§ WHAT IS NEEDED
Repeat the following lines exactly and nothing else: the line containing "Read out every word on this page." and each line after it through the end of the listing.

start DATA FOR THE TASK

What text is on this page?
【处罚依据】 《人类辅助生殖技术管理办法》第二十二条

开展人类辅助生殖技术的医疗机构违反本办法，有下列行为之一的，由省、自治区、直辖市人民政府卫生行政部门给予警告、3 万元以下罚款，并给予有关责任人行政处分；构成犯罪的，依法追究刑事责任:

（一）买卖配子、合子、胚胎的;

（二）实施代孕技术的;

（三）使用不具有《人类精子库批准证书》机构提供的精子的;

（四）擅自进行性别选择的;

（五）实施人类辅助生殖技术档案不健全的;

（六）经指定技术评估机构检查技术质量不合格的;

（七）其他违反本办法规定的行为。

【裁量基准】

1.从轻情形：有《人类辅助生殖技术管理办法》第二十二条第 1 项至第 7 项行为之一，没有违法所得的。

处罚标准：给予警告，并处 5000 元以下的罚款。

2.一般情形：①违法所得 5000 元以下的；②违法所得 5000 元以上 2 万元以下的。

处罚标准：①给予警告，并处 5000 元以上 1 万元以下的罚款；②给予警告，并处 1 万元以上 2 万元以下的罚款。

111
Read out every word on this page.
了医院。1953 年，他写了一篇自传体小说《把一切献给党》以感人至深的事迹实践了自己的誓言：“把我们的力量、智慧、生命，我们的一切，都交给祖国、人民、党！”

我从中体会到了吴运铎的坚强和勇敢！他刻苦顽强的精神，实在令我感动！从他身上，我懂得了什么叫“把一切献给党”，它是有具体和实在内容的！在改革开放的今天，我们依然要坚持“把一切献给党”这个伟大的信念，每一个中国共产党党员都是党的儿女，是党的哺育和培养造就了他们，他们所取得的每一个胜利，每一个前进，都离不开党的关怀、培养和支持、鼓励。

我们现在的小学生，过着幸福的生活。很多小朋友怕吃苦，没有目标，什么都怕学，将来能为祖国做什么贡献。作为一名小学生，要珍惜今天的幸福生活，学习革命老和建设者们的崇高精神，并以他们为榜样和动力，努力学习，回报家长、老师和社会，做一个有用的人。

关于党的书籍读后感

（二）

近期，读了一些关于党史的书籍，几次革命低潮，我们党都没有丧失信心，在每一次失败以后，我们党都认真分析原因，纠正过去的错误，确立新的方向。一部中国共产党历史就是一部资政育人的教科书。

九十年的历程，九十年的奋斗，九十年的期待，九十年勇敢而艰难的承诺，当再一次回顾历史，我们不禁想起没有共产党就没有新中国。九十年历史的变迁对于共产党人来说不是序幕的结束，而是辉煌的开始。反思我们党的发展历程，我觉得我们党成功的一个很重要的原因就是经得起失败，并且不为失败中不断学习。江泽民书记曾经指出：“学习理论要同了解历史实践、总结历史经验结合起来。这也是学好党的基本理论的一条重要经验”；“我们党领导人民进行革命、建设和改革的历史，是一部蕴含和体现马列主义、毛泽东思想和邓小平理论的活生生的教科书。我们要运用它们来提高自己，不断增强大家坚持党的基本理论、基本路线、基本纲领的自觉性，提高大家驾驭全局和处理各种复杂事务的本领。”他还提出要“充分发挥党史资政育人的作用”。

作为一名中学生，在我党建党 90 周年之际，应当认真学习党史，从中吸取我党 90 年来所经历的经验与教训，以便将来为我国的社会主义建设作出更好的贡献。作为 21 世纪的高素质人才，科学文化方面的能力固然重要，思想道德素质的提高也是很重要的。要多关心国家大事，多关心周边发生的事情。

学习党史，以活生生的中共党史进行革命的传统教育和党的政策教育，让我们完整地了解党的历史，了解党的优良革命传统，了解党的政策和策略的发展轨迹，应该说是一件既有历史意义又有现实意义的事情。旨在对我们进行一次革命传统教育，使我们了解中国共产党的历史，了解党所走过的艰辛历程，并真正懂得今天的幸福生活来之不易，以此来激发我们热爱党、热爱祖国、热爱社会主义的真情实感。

end DATA FOR THE TASK

§ THE OUTPUT
Read out every word on this page.
了医院。1953 年，他写了一篇自传体小说《把一切献给党》以感人至深的事迹实践了自己的誓言：“把我们的力量、智慧、生命，我们的一切，都交给祖国、人民、党！”

我从中体会到了吴运铎的坚强和勇敢！他刻苦顽强的精神，实在令我感动！从他身上，我懂得了什么叫“把一切献给党”，它是有具体和实在内容的！在改革开放的今天，我们依然要坚持“把一切献给党”这个伟大的信念，每一个中国共产党党员都是党的儿女，是党的哺育和培养造就了他们，他们所取得的每一个胜利，每一个前进，都离不开党的关怀、培养和支持、鼓励。

我们现在的小学生，过着幸福的生活。很多小朋友怕吃苦，没有目标，什么都怕学，将来能为祖国做什么贡献。作为一名小学生，要珍惜今天的幸福生活，学习革命老和建设者们的崇高精神，并以他们为榜样和动力，努力学习，回报家长、老师和社会，做一个有用的人。

关于党的书籍读后感

（二）

近期，读了一些关于党史的书籍，几次革命低潮，我们党都没有丧失信心，在每一次失败以后，我们党都认真分析原因，纠正过去的错误，确立新的方向。一部中国共产党历史就是一部资政育人的教科书。

九十年的历程，九十年的奋斗，九十年的期待，九十年勇敢而艰难的承诺，当再一次回顾历史，我们不禁想起没有共产党就没有新中国。九十年历史的变迁对于共产党人来说不是序幕的结束，而是辉煌的开始。反思我们党的发展历程，我觉得我们党成功的一个很重要的原因就是经得起失败，并且不为失败中不断学习。江泽民书记曾经指出：“学习理论要同了解历史实践、总结历史经验结合起来。这也是学好党的基本理论的一条重要经验”；“我们党领导人民进行革命、建设和改革的历史，是一部蕴含和体现马列主义、毛泽东思想和邓小平理论的活生生的教科书。我们要运用它们来提高自己，不断增强大家坚持党的基本理论、基本路线、基本纲领的自觉性，提高大家驾驭全局和处理各种复杂事务的本领。”他还提出要“充分发挥党史资政育人的作用”。

作为一名中学生，在我党建党 90 周年之际，应当认真学习党史，从中吸取我党 90 年来所经历的经验与教训，以便将来为我国的社会主义建设作出更好的贡献。作为 21 世纪的高素质人才，科学文化方面的能力固然重要，思想道德素质的提高也是很重要的。要多关心国家大事，多关心周边发生的事情。

学习党史，以活生生的中共党史进行革命的传统教育和党的政策教育，让我们完整地了解党的历史，了解党的优良革命传统，了解党的政策和策略的发展轨迹，应该说是一件既有历史意义又有现实意义的事情。旨在对我们进行一次革命传统教育，使我们了解中国共产党的历史，了解党所走过的艰辛历程，并真正懂得今天的幸福生活来之不易，以此来激发我们热爱党、热爱祖国、热爱社会主义的真情实感。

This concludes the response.